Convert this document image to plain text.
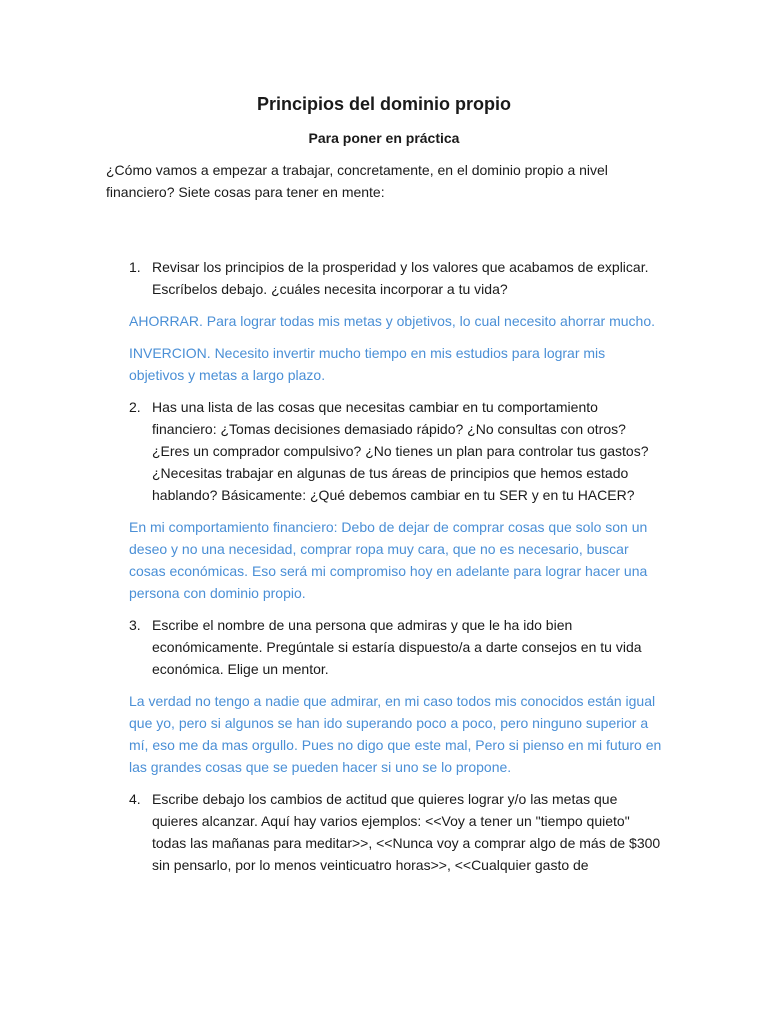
Principios del dominio propio
Para poner en práctica

¿Cómo vamos a empezar a trabajar, concretamente, en el dominio propio a nivel financiero? Siete cosas para tener en mente:

1. Revisar los principios de la prosperidad y los valores que acabamos de explicar. Escríbelos debajo. ¿cuáles necesita incorporar a tu vida?

AHORRAR. Para lograr todas mis metas y objetivos, lo cual necesito ahorrar mucho.

INVERCION. Necesito invertir mucho tiempo en mis estudios para lograr mis objetivos y metas a largo plazo.

2. Has una lista de las cosas que necesitas cambiar en tu comportamiento financiero: ¿Tomas decisiones demasiado rápido? ¿No consultas con otros? ¿Eres un comprador compulsivo? ¿No tienes un plan para controlar tus gastos? ¿Necesitas trabajar en algunas de tus áreas de principios que hemos estado hablando? Básicamente: ¿Qué debemos cambiar en tu SER y en tu HACER?

En mi comportamiento financiero: Debo de dejar de comprar cosas que solo son un deseo y no una necesidad, comprar ropa muy cara, que no es necesario, buscar cosas económicas. Eso será mi compromiso hoy en adelante para lograr hacer una persona con dominio propio.

3. Escribe el nombre de una persona que admiras y que le ha ido bien económicamente. Pregúntale si estaría dispuesto/a a darte consejos en tu vida económica. Elige un mentor.

La verdad no tengo a nadie que admirar, en mi caso todos mis conocidos están igual que yo, pero si algunos se han ido superando poco a poco, pero ninguno superior a mí, eso me da mas orgullo. Pues no digo que este mal, Pero si pienso en mi futuro en las grandes cosas que se pueden hacer si uno se lo propone.

4. Escribe debajo los cambios de actitud que quieres lograr y/o las metas que quieres alcanzar. Aquí hay varios ejemplos: <<Voy a tener un "tiempo quieto" todas las mañanas para meditar>>, <<Nunca voy a comprar algo de más de $300 sin pensarlo, por lo menos veinticuatro horas>>, <<Cualquier gasto de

+-------+

Omit any images, then output the listing exactly.

Convert this document image to plain text.
Principios del dominio propio
Para poner en práctica

¿Cómo vamos a empezar a trabajar, concretamente, en el dominio propio a nivel financiero? Siete cosas para tener en mente:

1. Revisar los principios de la prosperidad y los valores que acabamos de explicar. Escríbelos debajo. ¿cuáles necesita incorporar a tu vida?

AHORRAR. Para lograr todas mis metas y objetivos, lo cual necesito ahorrar mucho.

INVERCION. Necesito invertir mucho tiempo en mis estudios para lograr mis objetivos y metas a largo plazo.

2. Has una lista de las cosas que necesitas cambiar en tu comportamiento financiero: ¿Tomas decisiones demasiado rápido? ¿No consultas con otros? ¿Eres un comprador compulsivo? ¿No tienes un plan para controlar tus gastos? ¿Necesitas trabajar en algunas de tus áreas de principios que hemos estado hablando? Básicamente: ¿Qué debemos cambiar en tu SER y en tu HACER?

En mi comportamiento financiero: Debo de dejar de comprar cosas que solo son un deseo y no una necesidad, comprar ropa muy cara, que no es necesario, buscar cosas económicas. Eso será mi compromiso hoy en adelante para lograr hacer una persona con dominio propio.

3. Escribe el nombre de una persona que admiras y que le ha ido bien económicamente. Pregúntale si estaría dispuesto/a a darte consejos en tu vida económica. Elige un mentor.

La verdad no tengo a nadie que admirar, en mi caso todos mis conocidos están igual que yo, pero si algunos se han ido superando poco a poco, pero ninguno superior a mí, eso me da mas orgullo. Pues no digo que este mal, Pero si pienso en mi futuro en las grandes cosas que se pueden hacer si uno se lo propone.

4. Escribe debajo los cambios de actitud que quieres lograr y/o las metas que quieres alcanzar. Aquí hay varios ejemplos: <<Voy a tener un "tiempo quieto" todas las mañanas para meditar>>, <<Nunca voy a comprar algo de más de $300 sin pensarlo, por lo menos veinticuatro horas>>, <<Cualquier gasto de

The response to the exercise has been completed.